--- Start of Records supplied ---

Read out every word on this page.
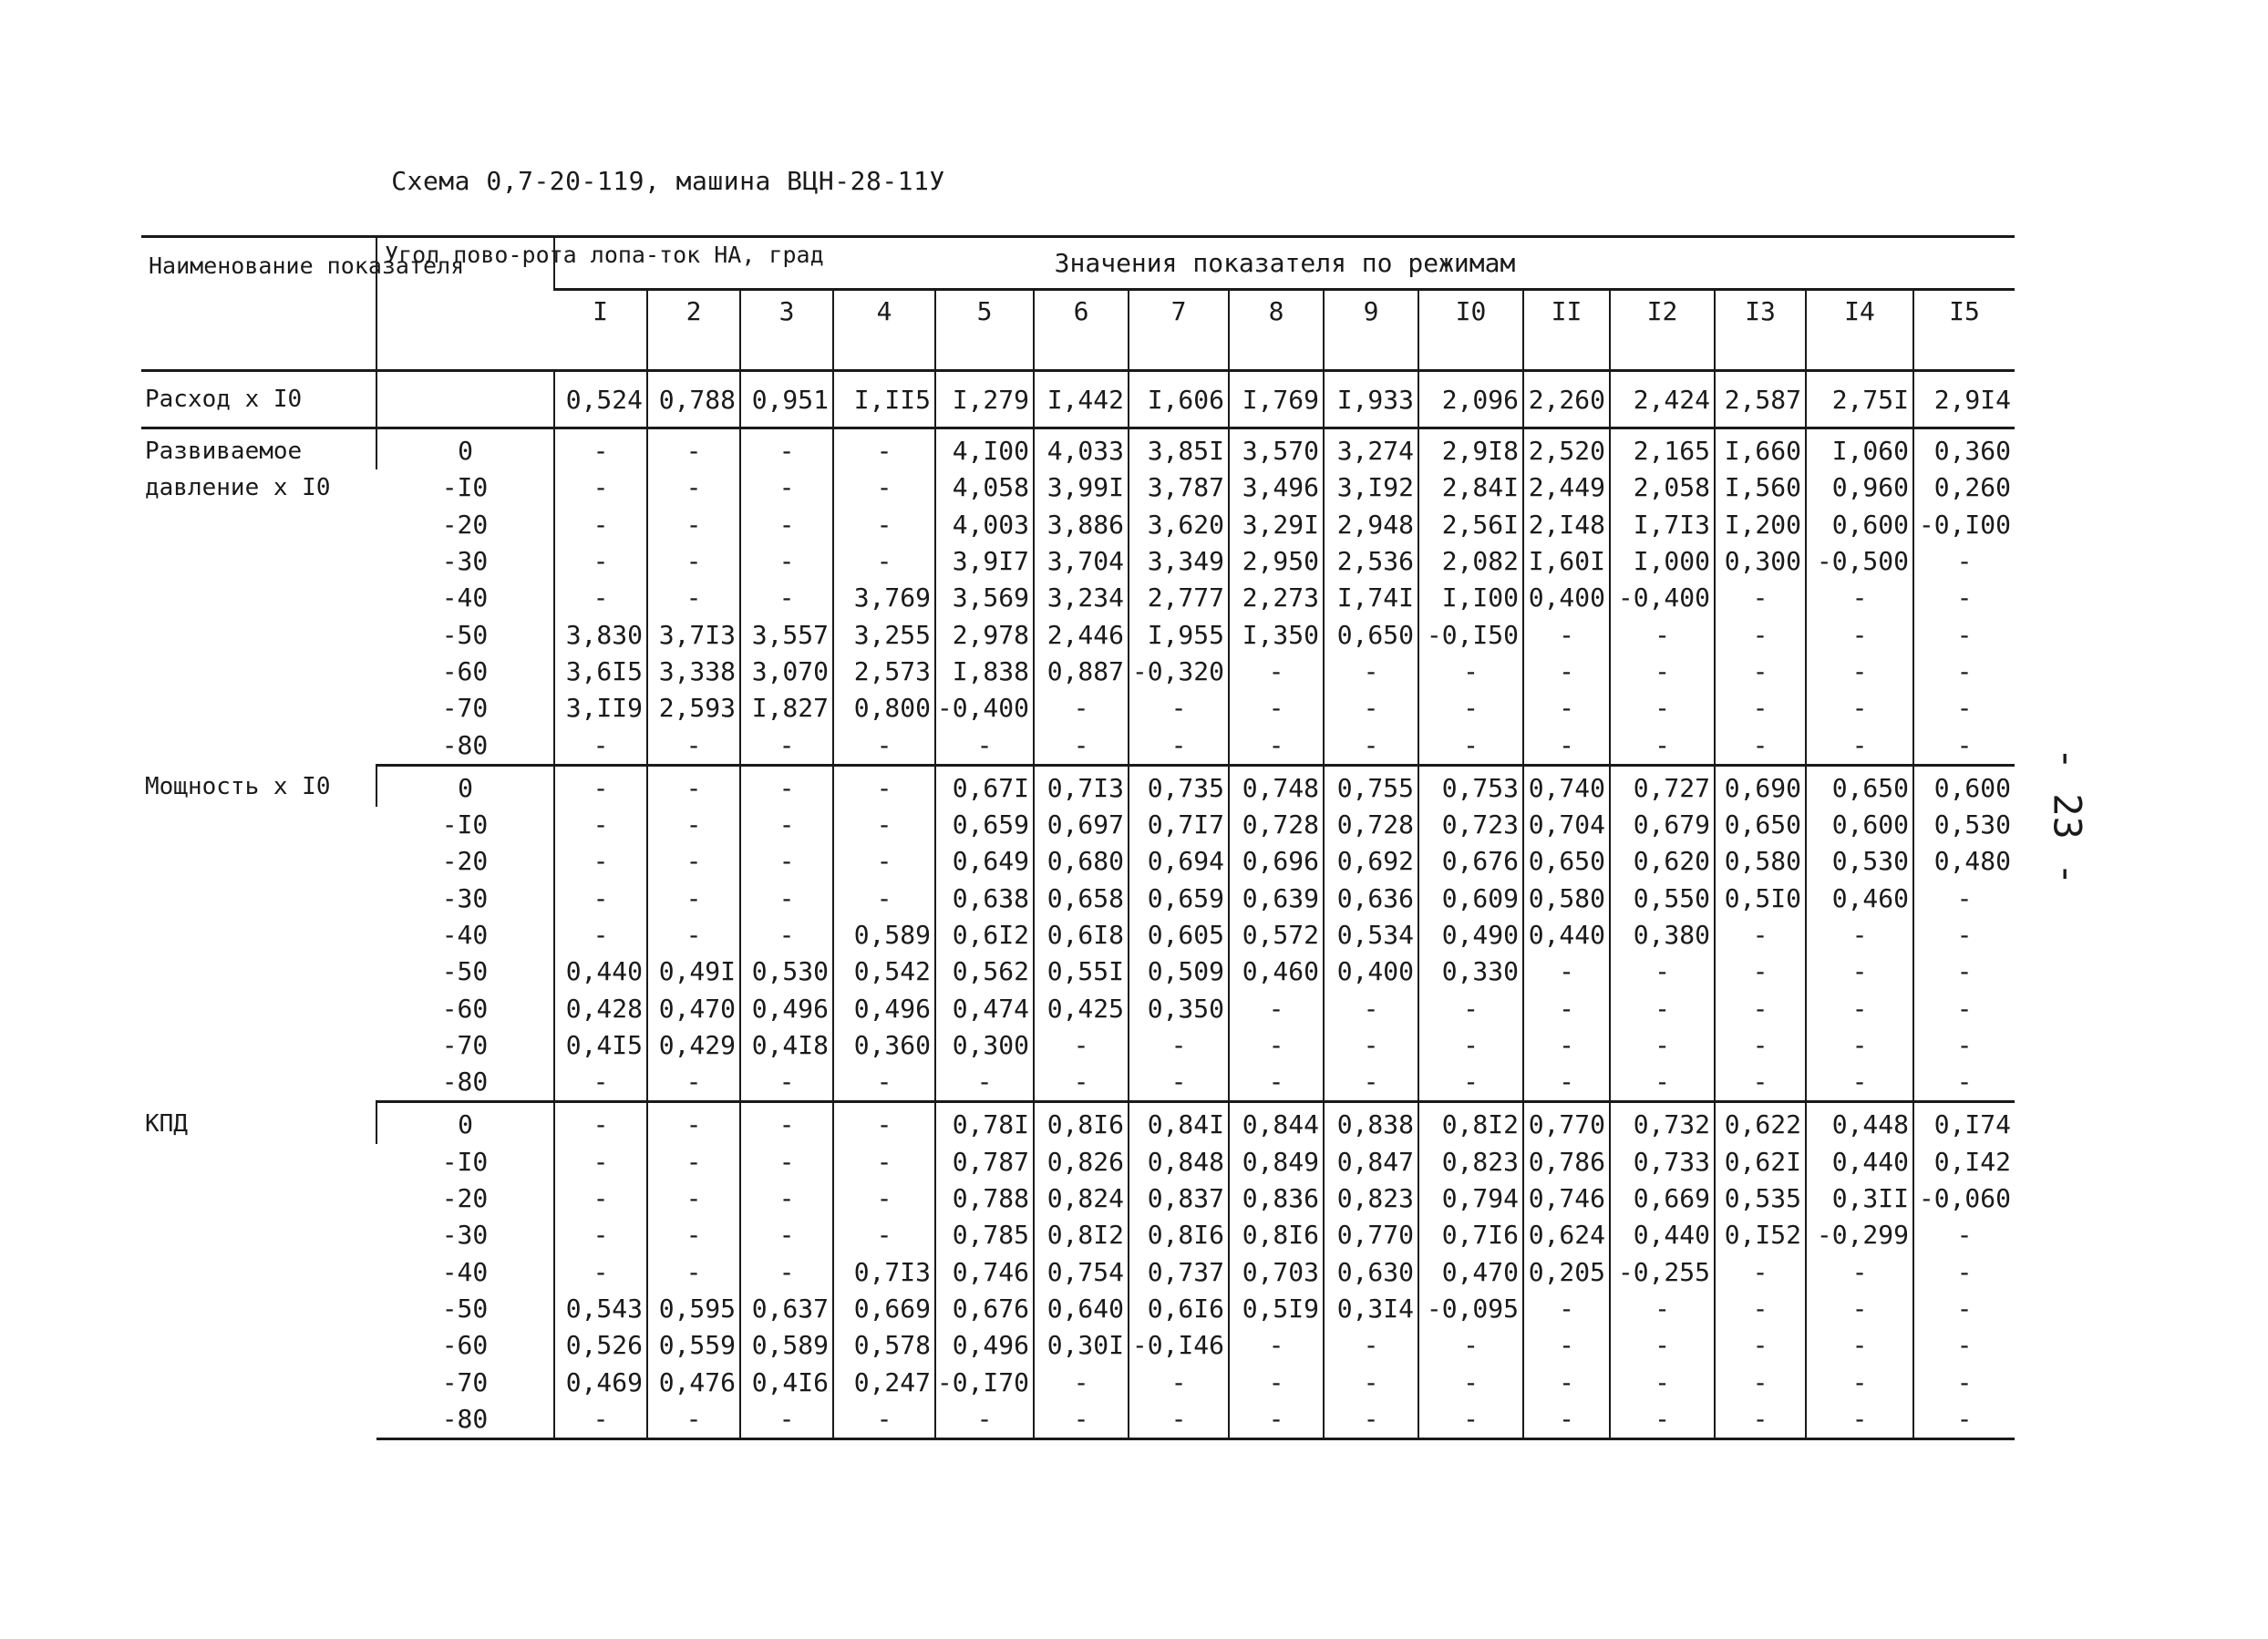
Схема 0,7-20-119, машина ВЦН-28-11У
Наименование показателя	Угол пово-рота лопа-ток НА, град	Значения показателя по режимам														
		I	2	3	4	5	6	7	8	9	I0	II	I2	I3	I4	I5
Расход x I0		0,524	0,788	0,951	I,II5	I,279	I,442	I,606	I,769	I,933	2,096	2,260	2,424	2,587	2,75I	2,9I4
Развиваемое давление x I0	0	-	-	-	-	4,I00	4,033	3,85I	3,570	3,274	2,9I8	2,520	2,165	I,660	I,060	0,360
	-I0	-	-	-	-	4,058	3,99I	3,787	3,496	3,I92	2,84I	2,449	2,058	I,560	0,960	0,260
	-20	-	-	-	-	4,003	3,886	3,620	3,29I	2,948	2,56I	2,I48	I,7I3	I,200	0,600	-0,I00
	-30	-	-	-	-	3,9I7	3,704	3,349	2,950	2,536	2,082	I,60I	I,000	0,300	-0,500	-
	-40	-	-	-	3,769	3,569	3,234	2,777	2,273	I,74I	I,I00	0,400	-0,400	-	-	-
	-50	3,830	3,7I3	3,557	3,255	2,978	2,446	I,955	I,350	0,650	-0,I50	-	-	-	-	-
	-60	3,6I5	3,338	3,070	2,573	I,838	0,887	-0,320	-	-	-	-	-	-	-	-
	-70	3,II9	2,593	I,827	0,800	-0,400	-	-	-	-	-	-	-	-	-	-
	-80	-	-	-	-	-	-	-	-	-	-	-	-	-	-	-
Мощность x I0	0	-	-	-	-	0,67I	0,7I3	0,735	0,748	0,755	0,753	0,740	0,727	0,690	0,650	0,600
	-I0	-	-	-	-	0,659	0,697	0,7I7	0,728	0,728	0,723	0,704	0,679	0,650	0,600	0,530
	-20	-	-	-	-	0,649	0,680	0,694	0,696	0,692	0,676	0,650	0,620	0,580	0,530	0,480
	-30	-	-	-	-	0,638	0,658	0,659	0,639	0,636	0,609	0,580	0,550	0,5I0	0,460	-
	-40	-	-	-	0,589	0,6I2	0,6I8	0,605	0,572	0,534	0,490	0,440	0,380	-	-	-
	-50	0,440	0,49I	0,530	0,542	0,562	0,55I	0,509	0,460	0,400	0,330	-	-	-	-	-
	-60	0,428	0,470	0,496	0,496	0,474	0,425	0,350	-	-	-	-	-	-	-	-
	-70	0,4I5	0,429	0,4I8	0,360	0,300	-	-	-	-	-	-	-	-	-	-
	-80	-	-	-	-	-	-	-	-	-	-	-	-	-	-	-
КПД	0	-	-	-	-	0,78I	0,8I6	0,84I	0,844	0,838	0,8I2	0,770	0,732	0,622	0,448	0,I74
	-I0	-	-	-	-	0,787	0,826	0,848	0,849	0,847	0,823	0,786	0,733	0,62I	0,440	0,I42
	-20	-	-	-	-	0,788	0,824	0,837	0,836	0,823	0,794	0,746	0,669	0,535	0,3II	-0,060
	-30	-	-	-	-	0,785	0,8I2	0,8I6	0,8I6	0,770	0,7I6	0,624	0,440	0,I52	-0,299	-
	-40	-	-	-	0,7I3	0,746	0,754	0,737	0,703	0,630	0,470	0,205	-0,255	-	-	-
	-50	0,543	0,595	0,637	0,669	0,676	0,640	0,6I6	0,5I9	0,3I4	-0,095	-	-	-	-	-
	-60	0,526	0,559	0,589	0,578	0,496	0,30I	-0,I46	-	-	-	-	-	-	-	-
	-70	0,469	0,476	0,4I6	0,247	-0,I70	-	-	-	-	-	-	-	-	-	-
	-80	-	-	-	-	-	-	-	-	-	-	-	-	-	-	-
- 23 -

--- End of Records supplied ---

Quote every record above exactly, leaving out any pictures.

Read out every word on this page.
Схема 0,7-20-119, машина ВЦН-28-11У
Наименование показателя	Угол пово-рота лопа-ток НА, град	Значения показателя по режимам														
		I	2	3	4	5	6	7	8	9	I0	II	I2	I3	I4	I5
Расход x I0		0,524	0,788	0,951	I,II5	I,279	I,442	I,606	I,769	I,933	2,096	2,260	2,424	2,587	2,75I	2,9I4
Развиваемое давление x I0	0	-	-	-	-	4,I00	4,033	3,85I	3,570	3,274	2,9I8	2,520	2,165	I,660	I,060	0,360
	-I0	-	-	-	-	4,058	3,99I	3,787	3,496	3,I92	2,84I	2,449	2,058	I,560	0,960	0,260
	-20	-	-	-	-	4,003	3,886	3,620	3,29I	2,948	2,56I	2,I48	I,7I3	I,200	0,600	-0,I00
	-30	-	-	-	-	3,9I7	3,704	3,349	2,950	2,536	2,082	I,60I	I,000	0,300	-0,500	-
	-40	-	-	-	3,769	3,569	3,234	2,777	2,273	I,74I	I,I00	0,400	-0,400	-	-	-
	-50	3,830	3,7I3	3,557	3,255	2,978	2,446	I,955	I,350	0,650	-0,I50	-	-	-	-	-
	-60	3,6I5	3,338	3,070	2,573	I,838	0,887	-0,320	-	-	-	-	-	-	-	-
	-70	3,II9	2,593	I,827	0,800	-0,400	-	-	-	-	-	-	-	-	-	-
	-80	-	-	-	-	-	-	-	-	-	-	-	-	-	-	-
Мощность x I0	0	-	-	-	-	0,67I	0,7I3	0,735	0,748	0,755	0,753	0,740	0,727	0,690	0,650	0,600
	-I0	-	-	-	-	0,659	0,697	0,7I7	0,728	0,728	0,723	0,704	0,679	0,650	0,600	0,530
	-20	-	-	-	-	0,649	0,680	0,694	0,696	0,692	0,676	0,650	0,620	0,580	0,530	0,480
	-30	-	-	-	-	0,638	0,658	0,659	0,639	0,636	0,609	0,580	0,550	0,5I0	0,460	-
	-40	-	-	-	0,589	0,6I2	0,6I8	0,605	0,572	0,534	0,490	0,440	0,380	-	-	-
	-50	0,440	0,49I	0,530	0,542	0,562	0,55I	0,509	0,460	0,400	0,330	-	-	-	-	-
	-60	0,428	0,470	0,496	0,496	0,474	0,425	0,350	-	-	-	-	-	-	-	-
	-70	0,4I5	0,429	0,4I8	0,360	0,300	-	-	-	-	-	-	-	-	-	-
	-80	-	-	-	-	-	-	-	-	-	-	-	-	-	-	-
КПД	0	-	-	-	-	0,78I	0,8I6	0,84I	0,844	0,838	0,8I2	0,770	0,732	0,622	0,448	0,I74
	-I0	-	-	-	-	0,787	0,826	0,848	0,849	0,847	0,823	0,786	0,733	0,62I	0,440	0,I42
	-20	-	-	-	-	0,788	0,824	0,837	0,836	0,823	0,794	0,746	0,669	0,535	0,3II	-0,060
	-30	-	-	-	-	0,785	0,8I2	0,8I6	0,8I6	0,770	0,7I6	0,624	0,440	0,I52	-0,299	-
	-40	-	-	-	0,7I3	0,746	0,754	0,737	0,703	0,630	0,470	0,205	-0,255	-	-	-
	-50	0,543	0,595	0,637	0,669	0,676	0,640	0,6I6	0,5I9	0,3I4	-0,095	-	-	-	-	-
	-60	0,526	0,559	0,589	0,578	0,496	0,30I	-0,I46	-	-	-	-	-	-	-	-
	-70	0,469	0,476	0,4I6	0,247	-0,I70	-	-	-	-	-	-	-	-	-	-
	-80	-	-	-	-	-	-	-	-	-	-	-	-	-	-	-
- 23 -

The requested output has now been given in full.